[TEXT]:
------------------------------------------------

L. Alternative Energy Portfolio Requirement: § 75.64. Alternative Energy Credit Program Administrator.

 We have added provisions to Section 75.64(b) to note that alternative energy system status may be suspended or revoked and that the credits from a suspended or revoked system may be withheld or retired for violations of the provisions of this chapter. The penalty provision is primarily intended to discourage, and if necessary, punish, fraudulent behavior by owners or aggregators of alternative energy systems. While this authority was implied in the current regulations, we propose adding this provision to make this authority explicit to provide clarity.

 In Section 75.64(c) we have proposed revisions that more accurately reflect the current reporting requirements, timing and processes for determining and verifying EDC and EGS compliance with the AEPS Act obligations.

 Finally, in Section 75.64(d) we have proposed a provision that expressly states that the program administrator may not certify an alternative energy credit that does not meet the requirements of § 75.63 (relating to alternative energy credit certification). This provision is being proposed to provide explicit authority to the program administrator that was previously implied.

M. Alternative Energy Portfolio Requirement: § 75.65. Alternative Compliance Payments.

 In this section we are clearly identifying the Commission's Bureau of Technical Utility Services as the Bureau with the responsibility of providing notice of and processing alternative compliance payments.

N. Alternative Energy Portfolio Requirement: §§ 75.71 and 75.72. Quarterly Adjustment of Non-Solar Tier I Obligation.

 In 2008, the General Assembly again amended the AEPS Act10 by adding two new Tier I resources and requiring the Commission to increase the percentage share of Tier I requirements on a quarterly basis to reflect the addition of the new Tier I resources, which was codified in 66 Pa.C.S. § 2814. The Commission issued an Order to implement the AEPS related provisions of Act 129 in 2009. See, Implementation of Act 129 of 2008 Phase 4—Relating to the Alternative Energy Portfolio Standards Act, Docket M-2009-2093383 (Order entered May 28, 2009). This rulemaking will also codify the processes and standards identified in that Order in this Chapter at Sections 75.71 and 75.72.

Regulatory Review

 Under section 5(a) of the Regulatory Review Act (71 P. S. § 745.5(a)), on June 23, 2014, the Commission submitted a copy of this proposed rulemaking and a copy of a Regulatory Analysis Form to the Independent Regulatory Review Commission (IRRC) and to the Chairpersons of the House Consumer Affairs Committee and the Senate Consumer Protection and Professional Licensure Committee. A copy of this material is available to the public upon request.

------------------------------------------------

[EXTRACTED DATA]:

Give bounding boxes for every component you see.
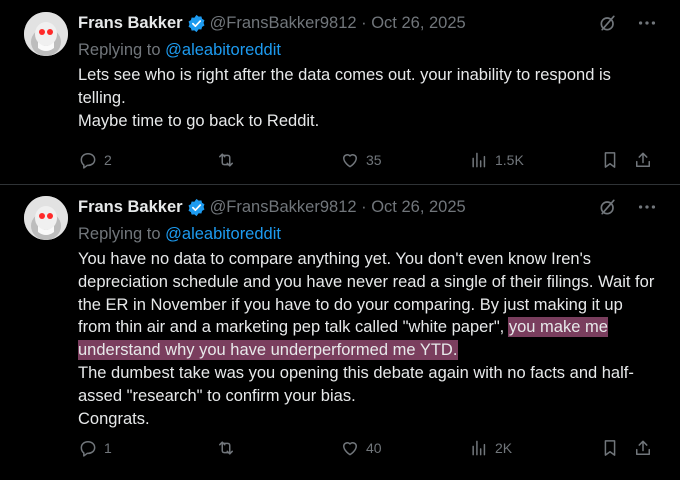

------------------------------------------------

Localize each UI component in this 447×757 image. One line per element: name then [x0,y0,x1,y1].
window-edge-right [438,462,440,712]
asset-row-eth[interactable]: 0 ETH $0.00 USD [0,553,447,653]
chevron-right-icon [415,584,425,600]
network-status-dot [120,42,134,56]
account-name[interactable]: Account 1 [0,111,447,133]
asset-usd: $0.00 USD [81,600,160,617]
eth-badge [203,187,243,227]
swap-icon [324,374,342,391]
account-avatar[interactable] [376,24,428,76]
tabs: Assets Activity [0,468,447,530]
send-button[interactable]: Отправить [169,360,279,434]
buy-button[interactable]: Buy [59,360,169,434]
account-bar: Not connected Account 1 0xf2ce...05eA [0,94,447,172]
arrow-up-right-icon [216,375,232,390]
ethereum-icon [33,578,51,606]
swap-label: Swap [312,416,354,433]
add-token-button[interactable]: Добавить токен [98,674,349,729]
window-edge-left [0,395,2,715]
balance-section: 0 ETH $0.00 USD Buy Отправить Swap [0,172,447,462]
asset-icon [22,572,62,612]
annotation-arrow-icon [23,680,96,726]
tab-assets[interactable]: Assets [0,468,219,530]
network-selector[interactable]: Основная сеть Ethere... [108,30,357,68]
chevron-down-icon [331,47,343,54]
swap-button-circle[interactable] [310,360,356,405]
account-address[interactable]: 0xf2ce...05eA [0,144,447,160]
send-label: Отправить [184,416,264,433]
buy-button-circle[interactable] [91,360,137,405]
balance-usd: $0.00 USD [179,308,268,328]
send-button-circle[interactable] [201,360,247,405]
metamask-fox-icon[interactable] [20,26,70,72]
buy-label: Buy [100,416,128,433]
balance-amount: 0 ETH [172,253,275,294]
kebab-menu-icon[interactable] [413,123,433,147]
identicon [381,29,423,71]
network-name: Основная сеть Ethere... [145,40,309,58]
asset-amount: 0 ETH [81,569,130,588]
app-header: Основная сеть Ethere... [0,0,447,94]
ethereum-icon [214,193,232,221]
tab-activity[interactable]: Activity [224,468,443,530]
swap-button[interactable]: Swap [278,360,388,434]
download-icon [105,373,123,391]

------------------------------------------------

[TASKS AND EXERCISES]:
[A] Reproduce the passage of the rulemaking text from "In 2008, the" up to and including "Sections 75.71 and 75.72.".
[B] According to the rulemaking text, which bureau is responsible for providing notice of and processing alternative compliance payments?

[SOLUTION LIST]:
[A]
In 2008, the General Assembly again amended the AEPS Act10 by adding two new Tier I resources and requiring the Commission to increase the percentage share of Tier I requirements on a quarterly basis to reflect the addition of the new Tier I resources, which was codified in 66 Pa.C.S. § 2814. The Commission issued an Order to implement the AEPS related provisions of Act 129 in 2009. See, Implementation of Act 129 of 2008 Phase 4—Relating to the Alternative Energy Portfolio Standards Act, Docket M-2009-2093383 (Order entered May 28, 2009). This rulemaking will also codify the processes and standards identified in that Order in this Chapter at Sections 75.71 and 75.72.

[B] The Commission's Bureau of Technical Utility Services.